§ **STATED PROBLEM**: Write out the entries verbatim and leave the images out of the copy.
--- Start of DATA ---
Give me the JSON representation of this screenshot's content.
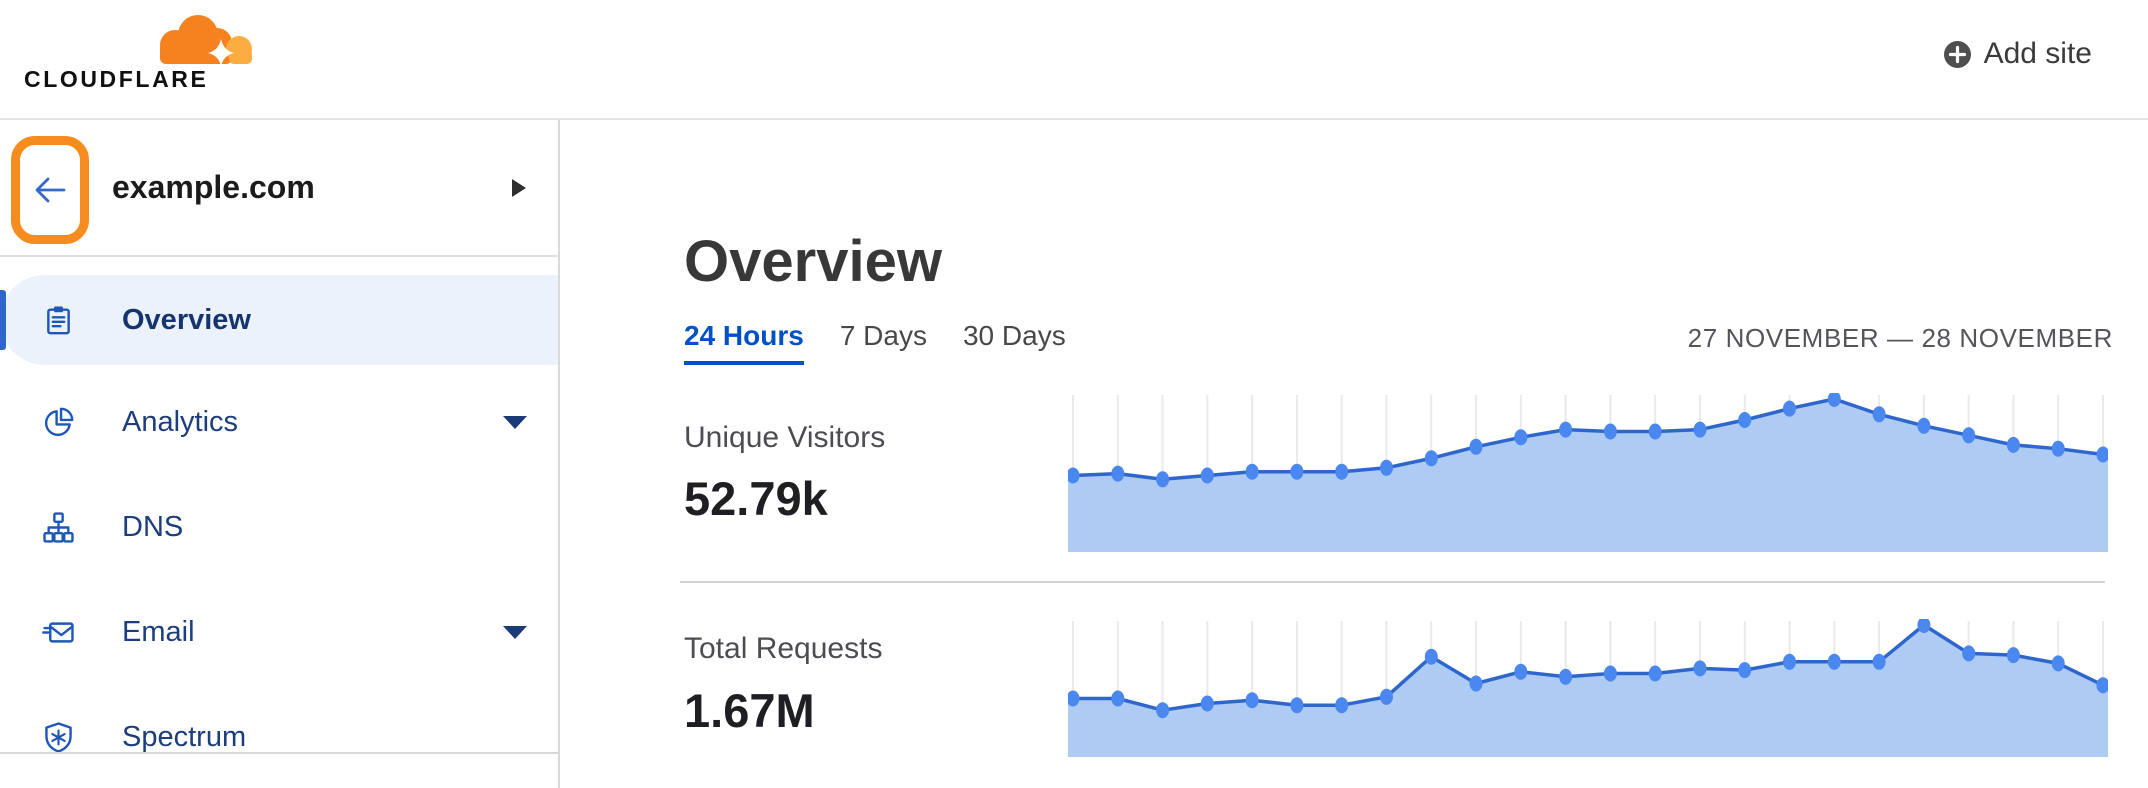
{
  "header": {
    "logo_text": "CLOUDFLARE",
    "add_site_label": "Add site"
  },
  "sidebar": {
    "site_name": "example.com",
    "items": [
      {
        "label": "Overview",
        "icon": "clipboard-icon",
        "selected": true,
        "expandable": false
      },
      {
        "label": "Analytics",
        "icon": "pie-chart-icon",
        "selected": false,
        "expandable": true
      },
      {
        "label": "DNS",
        "icon": "sitemap-icon",
        "selected": false,
        "expandable": false
      },
      {
        "label": "Email",
        "icon": "envelope-icon",
        "selected": false,
        "expandable": true
      },
      {
        "label": "Spectrum",
        "icon": "shield-icon",
        "selected": false,
        "expandable": false
      }
    ]
  },
  "main": {
    "title": "Overview",
    "tabs": [
      {
        "label": "24 Hours",
        "active": true
      },
      {
        "label": "7 Days",
        "active": false
      },
      {
        "label": "30 Days",
        "active": false
      }
    ],
    "date_range": "27 NOVEMBER — 28 NOVEMBER",
    "metrics": [
      {
        "label": "Unique Visitors",
        "value": "52.79k"
      },
      {
        "label": "Total Requests",
        "value": "1.67M"
      }
    ]
  },
  "colors": {
    "brand_orange": "#F6821F",
    "brand_orange_light": "#FBAD41",
    "highlight_orange": "#F78C1E",
    "link_blue": "#0051c3",
    "sidebar_icon_blue": "#1e57b8",
    "sidebar_text_navy": "#1d3e7d",
    "selected_item_bg": "#EBF2FB"
  },
  "chart_data": [
    {
      "type": "area",
      "title": "Unique Visitors",
      "displayed_total": "52.79k",
      "time_range": "24 Hours (27 November — 28 November)",
      "x": "24 hourly points, unlabeled sparkline",
      "values_relative": [
        40,
        41,
        38,
        40,
        42,
        42,
        42,
        44,
        49,
        55,
        60,
        64,
        63,
        63,
        64,
        69,
        75,
        80,
        72,
        66,
        61,
        56,
        54,
        51
      ],
      "value_scale": "relative units 0-100; sparkline has no y-axis labels",
      "ylim": [
        0,
        80
      ],
      "grid": "vertical gridline at each point",
      "legend": "none",
      "colors": {
        "fill": "#AECBF3",
        "line": "#2F66CC",
        "point": "#4A87EE",
        "grid": "#EAEAEA"
      }
    },
    {
      "type": "area",
      "title": "Total Requests",
      "displayed_total": "1.67M",
      "time_range": "24 Hours (27 November — 28 November)",
      "x": "24 hourly points, unlabeled sparkline",
      "values_relative": [
        35,
        35,
        28,
        32,
        34,
        31,
        31,
        36,
        60,
        44,
        51,
        48,
        50,
        50,
        53,
        52,
        57,
        57,
        57,
        79,
        62,
        61,
        56,
        43
      ],
      "value_scale": "relative units 0-100; sparkline has no y-axis labels",
      "ylim": [
        0,
        79
      ],
      "grid": "vertical gridline at each point",
      "legend": "none",
      "colors": {
        "fill": "#AECBF3",
        "line": "#2F66CC",
        "point": "#4A87EE",
        "grid": "#EAEAEA"
      }
    }
  ]
}
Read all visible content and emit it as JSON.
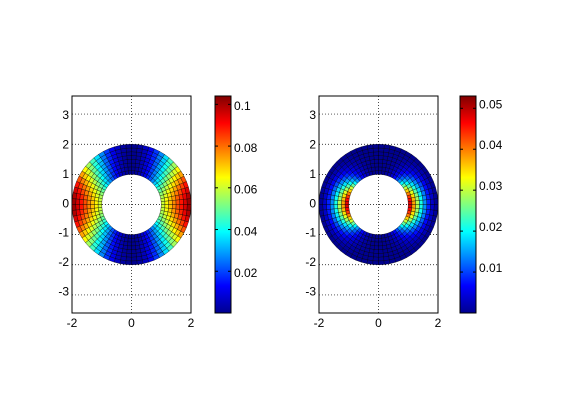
{
  "chart_data": [
    {
      "type": "heatmap",
      "title": "",
      "xlabel": "",
      "ylabel": "",
      "xlim": [
        -2,
        2
      ],
      "ylim": [
        -3.6,
        3.6
      ],
      "xticks": [
        "-2",
        "0",
        "2"
      ],
      "yticks": [
        "3",
        "2",
        "1",
        "0",
        "-1",
        "-2",
        "-3"
      ],
      "grid": true,
      "colormap": "jet",
      "annulus": {
        "inner_radius": 1,
        "outer_radius": 2
      },
      "values_max": 0.104,
      "pattern": "cos2",
      "colorbar": {
        "ticks": [
          "0.1",
          "0.08",
          "0.06",
          "0.04",
          "0.02"
        ],
        "values": [
          0.1,
          0.08,
          0.06,
          0.04,
          0.02
        ],
        "range": [
          0,
          0.104
        ]
      }
    },
    {
      "type": "heatmap",
      "title": "",
      "xlabel": "",
      "ylabel": "",
      "xlim": [
        -2,
        2
      ],
      "ylim": [
        -3.6,
        3.6
      ],
      "xticks": [
        "-2",
        "0",
        "2"
      ],
      "yticks": [
        "3",
        "2",
        "1",
        "0",
        "-1",
        "-2",
        "-3"
      ],
      "grid": true,
      "colormap": "jet",
      "annulus": {
        "inner_radius": 1,
        "outer_radius": 2
      },
      "values_max": 0.053,
      "pattern": "cos-inner",
      "colorbar": {
        "ticks": [
          "0.05",
          "0.04",
          "0.03",
          "0.02",
          "0.01"
        ],
        "values": [
          0.05,
          0.04,
          0.03,
          0.02,
          0.01
        ],
        "range": [
          0,
          0.053
        ]
      }
    }
  ]
}
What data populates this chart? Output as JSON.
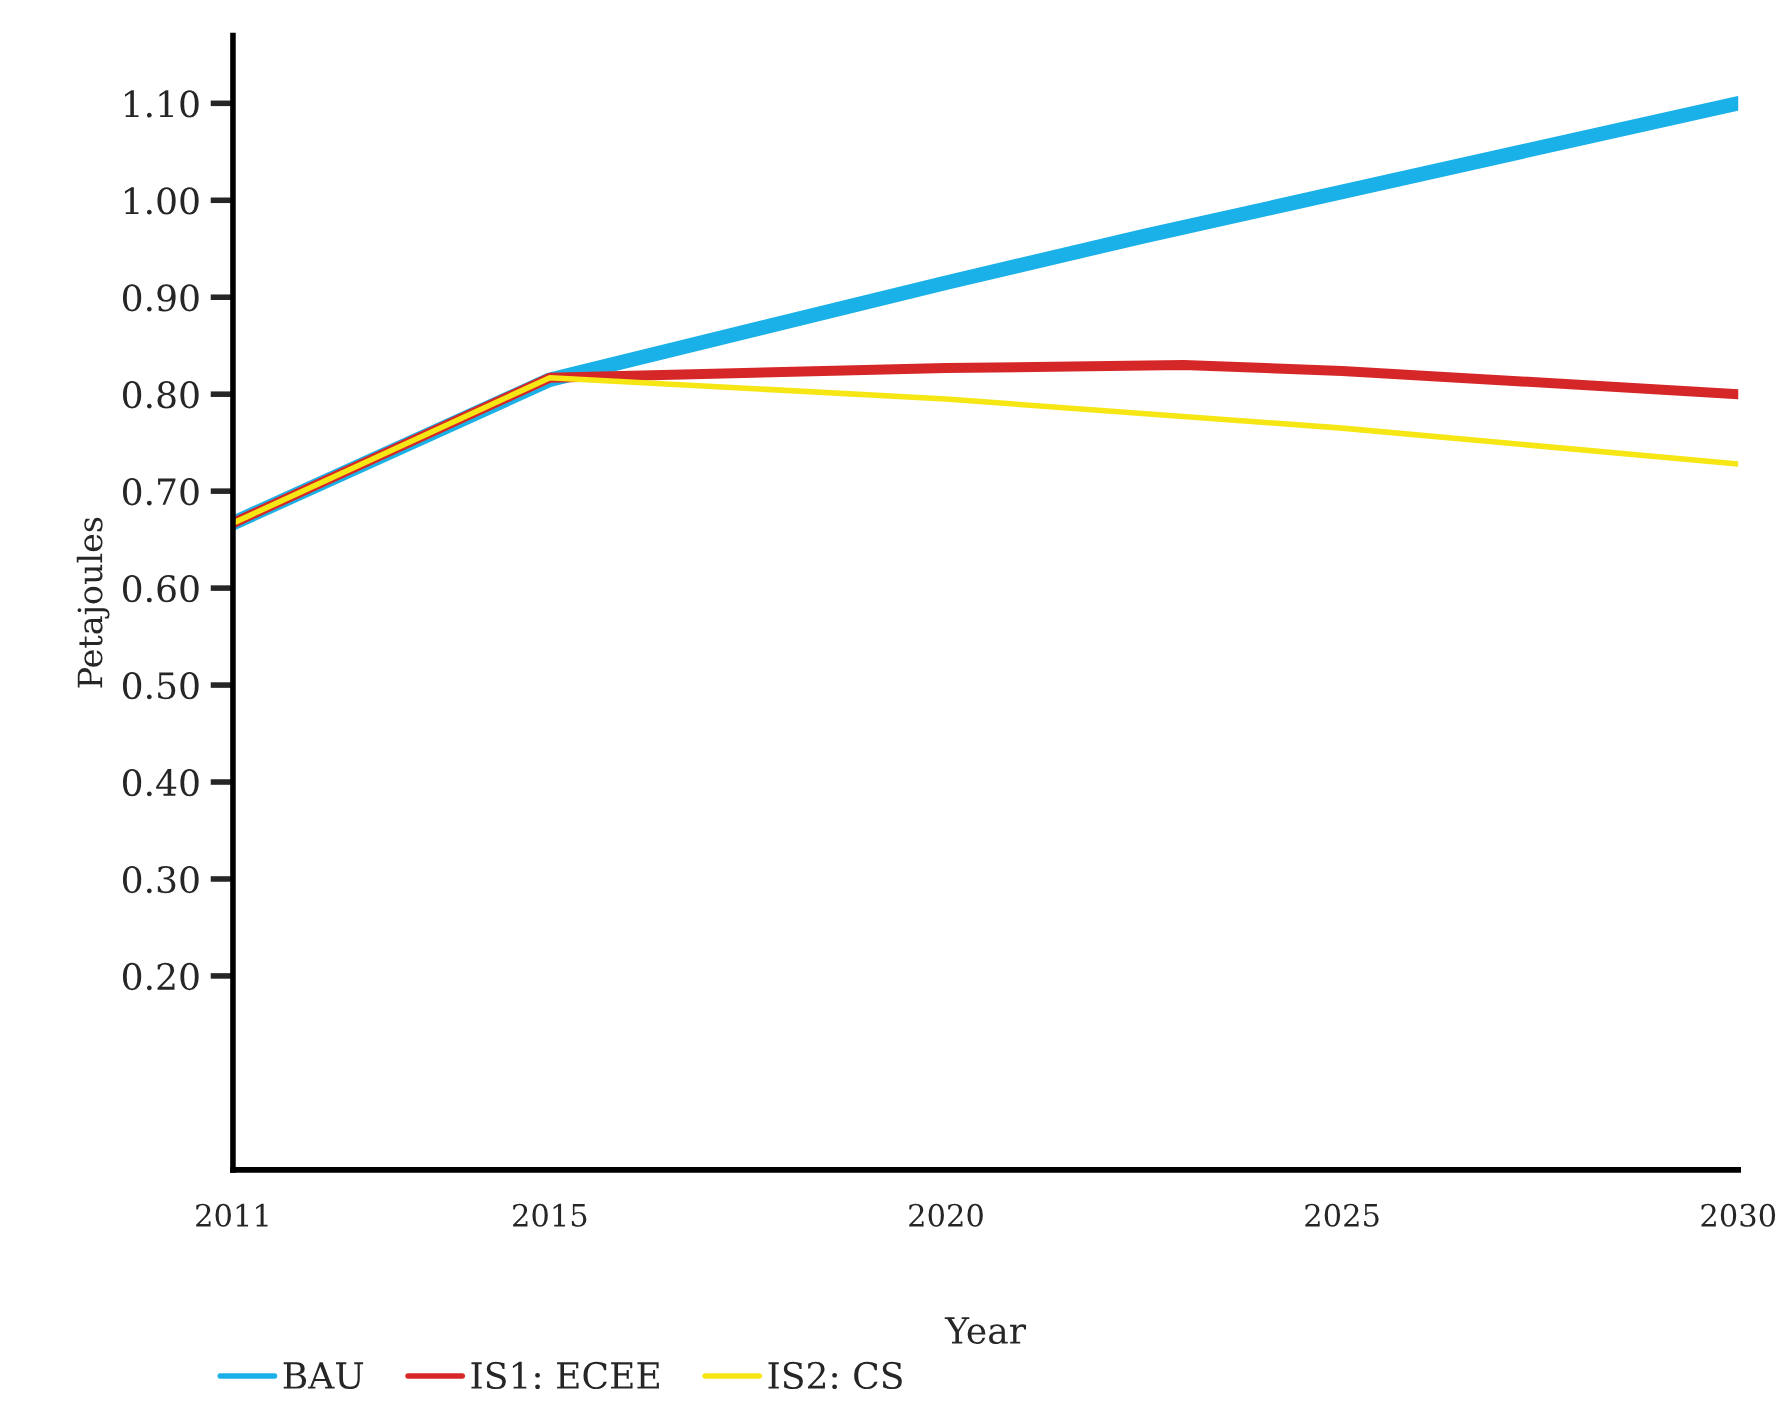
{
  "chart_data": {
    "type": "line",
    "xlabel": "Year",
    "ylabel": "Petajoules",
    "xlim": [
      2011,
      2030
    ],
    "xticks": [
      2011,
      2015,
      2020,
      2025,
      2030
    ],
    "ylim": [
      0,
      1.17
    ],
    "yticks": [
      {
        "value": 0.2,
        "label": "0.20"
      },
      {
        "value": 0.3,
        "label": "0.30"
      },
      {
        "value": 0.4,
        "label": "0.40"
      },
      {
        "value": 0.5,
        "label": "0.50"
      },
      {
        "value": 0.6,
        "label": "0.60"
      },
      {
        "value": 0.7,
        "label": "0.70"
      },
      {
        "value": 0.8,
        "label": "0.80"
      },
      {
        "value": 0.9,
        "label": "0.90"
      },
      {
        "value": 1.0,
        "label": "1.00"
      },
      {
        "value": 1.1,
        "label": "1.10"
      }
    ],
    "grid": false,
    "legend": "bottom left",
    "marker": "none",
    "line_style": "solid",
    "series": [
      {
        "name": "BAU",
        "color": "#1ab0e8",
        "x": [
          2011,
          2015,
          2020,
          2022.5,
          2030
        ],
        "values": [
          0.667,
          0.815,
          0.915,
          0.963,
          1.1
        ]
      },
      {
        "name": "IS1: ECEE",
        "color": "#d62728",
        "x": [
          2011,
          2015,
          2020,
          2023,
          2025,
          2030
        ],
        "values": [
          0.667,
          0.817,
          0.827,
          0.83,
          0.824,
          0.8
        ]
      },
      {
        "name": "IS2: CS",
        "color": "#f5e614",
        "x": [
          2011,
          2015,
          2020,
          2025,
          2030
        ],
        "values": [
          0.667,
          0.817,
          0.795,
          0.765,
          0.728
        ]
      }
    ]
  }
}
--- End of DATA ---
§ **WRITTEN ANSWER**:
Give me the JSON representation of this screenshot's content.
{
  "header": {
    "logo_text": "CLOUDFLARE",
    "add_site_label": "Add site"
  },
  "sidebar": {
    "site_name": "example.com",
    "items": [
      {
        "label": "Overview",
        "icon": "clipboard-icon",
        "selected": true,
        "expandable": false
      },
      {
        "label": "Analytics",
        "icon": "pie-chart-icon",
        "selected": false,
        "expandable": true
      },
      {
        "label": "DNS",
        "icon": "sitemap-icon",
        "selected": false,
        "expandable": false
      },
      {
        "label": "Email",
        "icon": "envelope-icon",
        "selected": false,
        "expandable": true
      },
      {
        "label": "Spectrum",
        "icon": "shield-icon",
        "selected": false,
        "expandable": false
      }
    ]
  },
  "main": {
    "title": "Overview",
    "tabs": [
      {
        "label": "24 Hours",
        "active": true
      },
      {
        "label": "7 Days",
        "active": false
      },
      {
        "label": "30 Days",
        "active": false
      }
    ],
    "date_range": "27 NOVEMBER — 28 NOVEMBER",
    "metrics": [
      {
        "label": "Unique Visitors",
        "value": "52.79k"
      },
      {
        "label": "Total Requests",
        "value": "1.67M"
      }
    ]
  },
  "colors": {
    "brand_orange": "#F6821F",
    "brand_orange_light": "#FBAD41",
    "highlight_orange": "#F78C1E",
    "link_blue": "#0051c3",
    "sidebar_icon_blue": "#1e57b8",
    "sidebar_text_navy": "#1d3e7d",
    "selected_item_bg": "#EBF2FB"
  },
  "chart_data": [
    {
      "type": "area",
      "title": "Unique Visitors",
      "displayed_total": "52.79k",
      "time_range": "24 Hours (27 November — 28 November)",
      "x": "24 hourly points, unlabeled sparkline",
      "values_relative": [
        40,
        41,
        38,
        40,
        42,
        42,
        42,
        44,
        49,
        55,
        60,
        64,
        63,
        63,
        64,
        69,
        75,
        80,
        72,
        66,
        61,
        56,
        54,
        51
      ],
      "value_scale": "relative units 0-100; sparkline has no y-axis labels",
      "ylim": [
        0,
        80
      ],
      "grid": "vertical gridline at each point",
      "legend": "none",
      "colors": {
        "fill": "#AECBF3",
        "line": "#2F66CC",
        "point": "#4A87EE",
        "grid": "#EAEAEA"
      }
    },
    {
      "type": "area",
      "title": "Total Requests",
      "displayed_total": "1.67M",
      "time_range": "24 Hours (27 November — 28 November)",
      "x": "24 hourly points, unlabeled sparkline",
      "values_relative": [
        35,
        35,
        28,
        32,
        34,
        31,
        31,
        36,
        60,
        44,
        51,
        48,
        50,
        50,
        53,
        52,
        57,
        57,
        57,
        79,
        62,
        61,
        56,
        43
      ],
      "value_scale": "relative units 0-100; sparkline has no y-axis labels",
      "ylim": [
        0,
        79
      ],
      "grid": "vertical gridline at each point",
      "legend": "none",
      "colors": {
        "fill": "#AECBF3",
        "line": "#2F66CC",
        "point": "#4A87EE",
        "grid": "#EAEAEA"
      }
    }
  ]
}
Read all visible content and emit it as JSON.
{
  "chart_data": [
    {
      "type": "heatmap",
      "title": "",
      "xlabel": "",
      "ylabel": "",
      "xlim": [
        -2,
        2
      ],
      "ylim": [
        -3.6,
        3.6
      ],
      "xticks": [
        "-2",
        "0",
        "2"
      ],
      "yticks": [
        "3",
        "2",
        "1",
        "0",
        "-1",
        "-2",
        "-3"
      ],
      "grid": true,
      "colormap": "jet",
      "annulus": {
        "inner_radius": 1,
        "outer_radius": 2
      },
      "values_max": 0.104,
      "pattern": "cos2",
      "colorbar": {
        "ticks": [
          "0.1",
          "0.08",
          "0.06",
          "0.04",
          "0.02"
        ],
        "values": [
          0.1,
          0.08,
          0.06,
          0.04,
          0.02
        ],
        "range": [
          0,
          0.104
        ]
      }
    },
    {
      "type": "heatmap",
      "title": "",
      "xlabel": "",
      "ylabel": "",
      "xlim": [
        -2,
        2
      ],
      "ylim": [
        -3.6,
        3.6
      ],
      "xticks": [
        "-2",
        "0",
        "2"
      ],
      "yticks": [
        "3",
        "2",
        "1",
        "0",
        "-1",
        "-2",
        "-3"
      ],
      "grid": true,
      "colormap": "jet",
      "annulus": {
        "inner_radius": 1,
        "outer_radius": 2
      },
      "values_max": 0.053,
      "pattern": "cos-inner",
      "colorbar": {
        "ticks": [
          "0.05",
          "0.04",
          "0.03",
          "0.02",
          "0.01"
        ],
        "values": [
          0.05,
          0.04,
          0.03,
          0.02,
          0.01
        ],
        "range": [
          0,
          0.053
        ]
      }
    }
  ]
}
What data populates this chart? Output as JSON.
{
  "chart_data": {
    "type": "line",
    "xlabel": "Year",
    "ylabel": "Petajoules",
    "xlim": [
      2011,
      2030
    ],
    "xticks": [
      2011,
      2015,
      2020,
      2025,
      2030
    ],
    "ylim": [
      0,
      1.17
    ],
    "yticks": [
      {
        "value": 0.2,
        "label": "0.20"
      },
      {
        "value": 0.3,
        "label": "0.30"
      },
      {
        "value": 0.4,
        "label": "0.40"
      },
      {
        "value": 0.5,
        "label": "0.50"
      },
      {
        "value": 0.6,
        "label": "0.60"
      },
      {
        "value": 0.7,
        "label": "0.70"
      },
      {
        "value": 0.8,
        "label": "0.80"
      },
      {
        "value": 0.9,
        "label": "0.90"
      },
      {
        "value": 1.0,
        "label": "1.00"
      },
      {
        "value": 1.1,
        "label": "1.10"
      }
    ],
    "grid": false,
    "legend": "bottom left",
    "marker": "none",
    "line_style": "solid",
    "series": [
      {
        "name": "BAU",
        "color": "#1ab0e8",
        "x": [
          2011,
          2015,
          2020,
          2022.5,
          2030
        ],
        "values": [
          0.667,
          0.815,
          0.915,
          0.963,
          1.1
        ]
      },
      {
        "name": "IS1: ECEE",
        "color": "#d62728",
        "x": [
          2011,
          2015,
          2020,
          2023,
          2025,
          2030
        ],
        "values": [
          0.667,
          0.817,
          0.827,
          0.83,
          0.824,
          0.8
        ]
      },
      {
        "name": "IS2: CS",
        "color": "#f5e614",
        "x": [
          2011,
          2015,
          2020,
          2025,
          2030
        ],
        "values": [
          0.667,
          0.817,
          0.795,
          0.765,
          0.728
        ]
      }
    ]
  }
}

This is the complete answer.